[What the task requires] List each line of the data that holds the string "Quantity", please.

Start

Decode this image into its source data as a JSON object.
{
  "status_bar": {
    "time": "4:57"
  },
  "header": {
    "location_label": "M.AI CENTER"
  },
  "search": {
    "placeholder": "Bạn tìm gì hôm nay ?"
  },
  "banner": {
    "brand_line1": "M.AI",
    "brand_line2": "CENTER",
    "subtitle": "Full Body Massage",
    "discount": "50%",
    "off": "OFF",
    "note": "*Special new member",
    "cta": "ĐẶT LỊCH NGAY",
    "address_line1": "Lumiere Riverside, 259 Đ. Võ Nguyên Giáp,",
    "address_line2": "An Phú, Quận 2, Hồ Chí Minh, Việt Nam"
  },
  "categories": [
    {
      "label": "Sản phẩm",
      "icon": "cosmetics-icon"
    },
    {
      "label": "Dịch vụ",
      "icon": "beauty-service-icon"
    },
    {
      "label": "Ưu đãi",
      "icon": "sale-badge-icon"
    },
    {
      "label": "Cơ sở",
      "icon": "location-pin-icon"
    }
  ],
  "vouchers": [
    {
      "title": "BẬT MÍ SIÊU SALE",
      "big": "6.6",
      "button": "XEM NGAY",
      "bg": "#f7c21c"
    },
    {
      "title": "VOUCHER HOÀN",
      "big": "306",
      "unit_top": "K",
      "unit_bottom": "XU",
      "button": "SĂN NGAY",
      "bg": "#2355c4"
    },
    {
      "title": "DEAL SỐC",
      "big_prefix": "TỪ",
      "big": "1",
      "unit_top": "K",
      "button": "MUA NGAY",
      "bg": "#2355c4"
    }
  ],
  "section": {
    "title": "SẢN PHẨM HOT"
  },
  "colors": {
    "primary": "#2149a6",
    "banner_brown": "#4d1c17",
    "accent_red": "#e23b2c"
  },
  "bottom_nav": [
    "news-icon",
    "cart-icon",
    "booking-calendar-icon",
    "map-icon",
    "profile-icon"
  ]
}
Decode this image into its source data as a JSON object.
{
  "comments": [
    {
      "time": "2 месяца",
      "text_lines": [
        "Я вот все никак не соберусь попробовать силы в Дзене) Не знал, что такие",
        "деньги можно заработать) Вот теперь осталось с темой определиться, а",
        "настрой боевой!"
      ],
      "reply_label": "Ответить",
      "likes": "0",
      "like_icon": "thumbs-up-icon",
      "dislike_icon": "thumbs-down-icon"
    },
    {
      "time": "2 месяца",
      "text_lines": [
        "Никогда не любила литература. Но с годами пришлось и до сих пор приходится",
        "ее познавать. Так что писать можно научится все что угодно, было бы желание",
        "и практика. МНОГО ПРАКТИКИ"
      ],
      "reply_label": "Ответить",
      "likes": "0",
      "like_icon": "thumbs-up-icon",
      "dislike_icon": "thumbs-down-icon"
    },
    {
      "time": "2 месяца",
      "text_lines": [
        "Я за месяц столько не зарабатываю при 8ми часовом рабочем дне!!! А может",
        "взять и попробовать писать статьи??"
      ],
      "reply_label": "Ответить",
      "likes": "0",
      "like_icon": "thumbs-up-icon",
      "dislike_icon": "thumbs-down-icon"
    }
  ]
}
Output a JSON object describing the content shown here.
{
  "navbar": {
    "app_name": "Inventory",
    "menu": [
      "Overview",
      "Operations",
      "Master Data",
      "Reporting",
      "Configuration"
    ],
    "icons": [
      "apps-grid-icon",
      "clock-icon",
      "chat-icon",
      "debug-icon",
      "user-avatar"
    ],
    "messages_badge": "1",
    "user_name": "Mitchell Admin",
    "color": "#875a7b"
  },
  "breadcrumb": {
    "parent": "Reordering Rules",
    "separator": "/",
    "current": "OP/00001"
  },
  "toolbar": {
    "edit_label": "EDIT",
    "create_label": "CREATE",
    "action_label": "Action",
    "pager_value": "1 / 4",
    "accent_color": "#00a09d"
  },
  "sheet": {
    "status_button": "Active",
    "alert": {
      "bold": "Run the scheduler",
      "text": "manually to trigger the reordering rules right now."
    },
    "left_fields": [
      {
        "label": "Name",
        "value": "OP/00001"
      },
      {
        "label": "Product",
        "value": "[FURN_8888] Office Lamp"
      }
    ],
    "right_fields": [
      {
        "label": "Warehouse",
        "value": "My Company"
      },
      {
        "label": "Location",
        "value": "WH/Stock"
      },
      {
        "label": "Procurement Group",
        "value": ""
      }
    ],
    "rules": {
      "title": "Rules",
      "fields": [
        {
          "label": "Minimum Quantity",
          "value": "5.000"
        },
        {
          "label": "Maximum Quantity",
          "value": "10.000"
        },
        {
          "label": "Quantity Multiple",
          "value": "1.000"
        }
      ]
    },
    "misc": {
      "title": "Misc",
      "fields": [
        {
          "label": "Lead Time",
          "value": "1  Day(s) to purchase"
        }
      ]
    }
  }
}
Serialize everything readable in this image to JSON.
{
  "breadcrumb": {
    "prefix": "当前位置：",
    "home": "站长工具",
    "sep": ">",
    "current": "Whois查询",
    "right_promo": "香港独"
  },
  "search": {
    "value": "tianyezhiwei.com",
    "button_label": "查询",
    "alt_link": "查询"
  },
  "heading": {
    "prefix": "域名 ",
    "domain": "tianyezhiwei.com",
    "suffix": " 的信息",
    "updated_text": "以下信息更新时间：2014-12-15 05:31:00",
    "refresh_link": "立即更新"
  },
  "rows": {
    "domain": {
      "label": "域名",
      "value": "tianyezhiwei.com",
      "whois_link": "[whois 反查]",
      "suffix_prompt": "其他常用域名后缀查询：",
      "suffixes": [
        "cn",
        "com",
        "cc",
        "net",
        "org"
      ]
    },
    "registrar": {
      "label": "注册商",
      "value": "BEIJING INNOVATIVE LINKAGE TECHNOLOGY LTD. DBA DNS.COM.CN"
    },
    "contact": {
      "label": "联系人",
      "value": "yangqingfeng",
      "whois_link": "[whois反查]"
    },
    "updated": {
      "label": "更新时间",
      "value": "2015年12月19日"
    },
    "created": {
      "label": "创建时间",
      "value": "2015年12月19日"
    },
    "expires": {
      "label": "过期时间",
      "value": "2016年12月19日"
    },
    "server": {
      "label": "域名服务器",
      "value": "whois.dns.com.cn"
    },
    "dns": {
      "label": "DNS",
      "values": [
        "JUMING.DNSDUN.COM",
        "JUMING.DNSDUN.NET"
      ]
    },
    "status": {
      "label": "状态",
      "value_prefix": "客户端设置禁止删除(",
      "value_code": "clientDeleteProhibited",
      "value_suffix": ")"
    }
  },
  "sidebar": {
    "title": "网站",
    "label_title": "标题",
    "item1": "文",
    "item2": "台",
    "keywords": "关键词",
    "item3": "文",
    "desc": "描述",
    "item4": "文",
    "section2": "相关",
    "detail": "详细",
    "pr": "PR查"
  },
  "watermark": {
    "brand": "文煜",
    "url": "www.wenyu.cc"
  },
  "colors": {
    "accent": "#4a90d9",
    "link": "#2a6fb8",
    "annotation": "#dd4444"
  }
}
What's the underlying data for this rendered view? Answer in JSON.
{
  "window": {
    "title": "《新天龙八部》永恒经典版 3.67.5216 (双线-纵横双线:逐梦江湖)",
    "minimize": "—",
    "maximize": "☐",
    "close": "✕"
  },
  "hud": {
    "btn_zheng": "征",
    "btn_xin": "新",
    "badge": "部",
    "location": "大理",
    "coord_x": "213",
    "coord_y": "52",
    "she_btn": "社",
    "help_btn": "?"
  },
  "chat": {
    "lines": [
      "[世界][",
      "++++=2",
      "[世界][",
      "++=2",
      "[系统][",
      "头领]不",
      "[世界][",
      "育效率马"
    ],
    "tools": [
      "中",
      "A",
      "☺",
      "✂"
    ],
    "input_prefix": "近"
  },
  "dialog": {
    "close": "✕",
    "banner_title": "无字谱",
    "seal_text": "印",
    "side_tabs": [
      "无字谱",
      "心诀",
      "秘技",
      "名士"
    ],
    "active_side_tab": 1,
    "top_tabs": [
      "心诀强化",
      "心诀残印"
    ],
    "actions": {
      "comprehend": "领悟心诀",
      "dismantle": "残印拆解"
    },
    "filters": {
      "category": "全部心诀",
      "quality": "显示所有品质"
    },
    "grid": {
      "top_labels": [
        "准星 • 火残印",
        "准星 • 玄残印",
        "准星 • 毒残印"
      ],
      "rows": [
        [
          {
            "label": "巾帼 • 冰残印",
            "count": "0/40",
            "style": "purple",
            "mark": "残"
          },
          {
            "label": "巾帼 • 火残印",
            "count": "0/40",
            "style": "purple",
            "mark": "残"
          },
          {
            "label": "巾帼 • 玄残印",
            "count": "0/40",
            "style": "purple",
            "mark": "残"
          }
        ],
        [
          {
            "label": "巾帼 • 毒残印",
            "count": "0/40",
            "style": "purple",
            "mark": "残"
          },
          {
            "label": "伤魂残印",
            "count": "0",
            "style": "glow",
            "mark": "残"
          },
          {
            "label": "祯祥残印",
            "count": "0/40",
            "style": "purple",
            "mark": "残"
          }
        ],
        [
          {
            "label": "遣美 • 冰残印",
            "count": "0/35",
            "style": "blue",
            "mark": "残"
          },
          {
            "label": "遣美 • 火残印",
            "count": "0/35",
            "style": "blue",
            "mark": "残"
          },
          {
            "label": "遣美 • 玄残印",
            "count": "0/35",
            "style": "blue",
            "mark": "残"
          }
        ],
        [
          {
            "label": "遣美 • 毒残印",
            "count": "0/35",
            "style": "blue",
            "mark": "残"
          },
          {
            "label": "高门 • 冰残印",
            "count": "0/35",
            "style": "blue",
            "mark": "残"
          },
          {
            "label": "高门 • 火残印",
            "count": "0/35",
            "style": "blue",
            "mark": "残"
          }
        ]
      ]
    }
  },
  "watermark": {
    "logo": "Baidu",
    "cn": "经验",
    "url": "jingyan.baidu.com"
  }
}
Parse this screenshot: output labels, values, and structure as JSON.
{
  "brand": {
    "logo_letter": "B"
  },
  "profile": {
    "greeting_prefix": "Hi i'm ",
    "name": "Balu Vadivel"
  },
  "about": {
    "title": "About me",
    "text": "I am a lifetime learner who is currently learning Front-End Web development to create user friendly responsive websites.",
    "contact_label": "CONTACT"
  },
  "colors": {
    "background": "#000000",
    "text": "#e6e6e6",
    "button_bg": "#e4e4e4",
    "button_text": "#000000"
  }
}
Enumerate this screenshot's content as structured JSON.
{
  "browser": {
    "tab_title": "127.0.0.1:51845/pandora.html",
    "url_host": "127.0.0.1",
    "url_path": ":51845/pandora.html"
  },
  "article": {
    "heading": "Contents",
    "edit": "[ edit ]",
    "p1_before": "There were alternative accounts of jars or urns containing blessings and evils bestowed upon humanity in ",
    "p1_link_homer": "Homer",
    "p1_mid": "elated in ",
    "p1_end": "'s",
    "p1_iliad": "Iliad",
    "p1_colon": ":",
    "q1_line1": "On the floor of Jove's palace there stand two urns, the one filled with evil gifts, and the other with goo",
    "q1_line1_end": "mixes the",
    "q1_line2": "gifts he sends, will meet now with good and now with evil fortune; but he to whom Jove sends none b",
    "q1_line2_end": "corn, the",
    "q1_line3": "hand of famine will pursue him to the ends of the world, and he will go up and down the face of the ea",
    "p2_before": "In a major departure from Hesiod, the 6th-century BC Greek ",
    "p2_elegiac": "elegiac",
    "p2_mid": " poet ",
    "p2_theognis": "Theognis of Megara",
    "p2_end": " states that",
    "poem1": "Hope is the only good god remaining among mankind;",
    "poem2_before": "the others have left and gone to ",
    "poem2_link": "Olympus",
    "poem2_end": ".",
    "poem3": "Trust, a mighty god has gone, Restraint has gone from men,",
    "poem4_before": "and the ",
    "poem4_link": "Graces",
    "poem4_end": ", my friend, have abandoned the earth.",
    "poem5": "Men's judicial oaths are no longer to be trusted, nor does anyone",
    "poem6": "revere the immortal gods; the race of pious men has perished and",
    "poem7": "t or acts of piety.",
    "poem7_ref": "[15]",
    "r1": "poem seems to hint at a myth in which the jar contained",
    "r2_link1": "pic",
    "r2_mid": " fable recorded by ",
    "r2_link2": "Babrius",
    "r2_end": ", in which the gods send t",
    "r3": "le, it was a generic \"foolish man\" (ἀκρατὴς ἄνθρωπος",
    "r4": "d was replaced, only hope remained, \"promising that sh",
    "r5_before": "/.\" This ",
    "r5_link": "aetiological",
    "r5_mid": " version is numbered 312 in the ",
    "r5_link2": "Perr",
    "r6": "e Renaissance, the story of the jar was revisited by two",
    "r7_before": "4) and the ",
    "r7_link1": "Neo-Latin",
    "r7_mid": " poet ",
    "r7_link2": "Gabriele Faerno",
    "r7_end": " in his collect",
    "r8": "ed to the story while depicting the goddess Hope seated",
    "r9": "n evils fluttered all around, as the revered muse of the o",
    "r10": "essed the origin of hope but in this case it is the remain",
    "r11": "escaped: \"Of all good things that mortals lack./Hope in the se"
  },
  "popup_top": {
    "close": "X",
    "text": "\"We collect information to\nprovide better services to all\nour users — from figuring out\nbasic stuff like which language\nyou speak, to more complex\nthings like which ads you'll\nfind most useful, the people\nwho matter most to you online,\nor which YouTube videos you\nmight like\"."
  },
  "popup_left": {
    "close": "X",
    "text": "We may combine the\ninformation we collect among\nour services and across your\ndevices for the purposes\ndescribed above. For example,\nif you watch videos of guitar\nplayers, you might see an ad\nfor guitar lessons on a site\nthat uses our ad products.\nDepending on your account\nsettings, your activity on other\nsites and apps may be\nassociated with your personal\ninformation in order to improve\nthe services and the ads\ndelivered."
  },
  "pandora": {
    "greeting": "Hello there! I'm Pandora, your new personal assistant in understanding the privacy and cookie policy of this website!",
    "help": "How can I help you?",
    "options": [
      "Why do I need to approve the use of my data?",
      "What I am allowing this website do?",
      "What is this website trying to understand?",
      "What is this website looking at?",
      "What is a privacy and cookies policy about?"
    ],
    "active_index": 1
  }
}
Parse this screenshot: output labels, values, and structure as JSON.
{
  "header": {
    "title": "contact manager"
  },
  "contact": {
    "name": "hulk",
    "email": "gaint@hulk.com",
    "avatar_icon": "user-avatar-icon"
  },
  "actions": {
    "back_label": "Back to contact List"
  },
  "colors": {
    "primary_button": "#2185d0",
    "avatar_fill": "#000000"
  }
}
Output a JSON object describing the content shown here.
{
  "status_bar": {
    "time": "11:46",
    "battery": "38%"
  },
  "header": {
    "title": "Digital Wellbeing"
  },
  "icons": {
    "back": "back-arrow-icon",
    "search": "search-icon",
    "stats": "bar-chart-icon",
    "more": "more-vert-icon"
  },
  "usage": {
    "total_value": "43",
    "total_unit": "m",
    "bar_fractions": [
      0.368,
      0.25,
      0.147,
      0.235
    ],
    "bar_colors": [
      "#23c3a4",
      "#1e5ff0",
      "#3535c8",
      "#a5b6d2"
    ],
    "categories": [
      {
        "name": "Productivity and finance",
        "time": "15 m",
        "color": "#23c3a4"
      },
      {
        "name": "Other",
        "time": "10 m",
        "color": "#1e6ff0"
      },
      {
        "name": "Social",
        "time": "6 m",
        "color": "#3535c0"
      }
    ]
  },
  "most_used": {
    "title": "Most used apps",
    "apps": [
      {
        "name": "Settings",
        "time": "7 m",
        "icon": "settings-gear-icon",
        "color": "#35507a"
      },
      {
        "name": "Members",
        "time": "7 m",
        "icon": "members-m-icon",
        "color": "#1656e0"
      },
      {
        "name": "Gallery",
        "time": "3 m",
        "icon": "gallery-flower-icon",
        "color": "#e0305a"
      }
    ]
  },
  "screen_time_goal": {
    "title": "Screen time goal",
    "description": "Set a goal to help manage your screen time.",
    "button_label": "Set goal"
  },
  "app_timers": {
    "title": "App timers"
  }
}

End

[Response for this exercise]
          "label": "Minimum Quantity",
          "label": "Maximum Quantity",
          "label": "Quantity Multiple",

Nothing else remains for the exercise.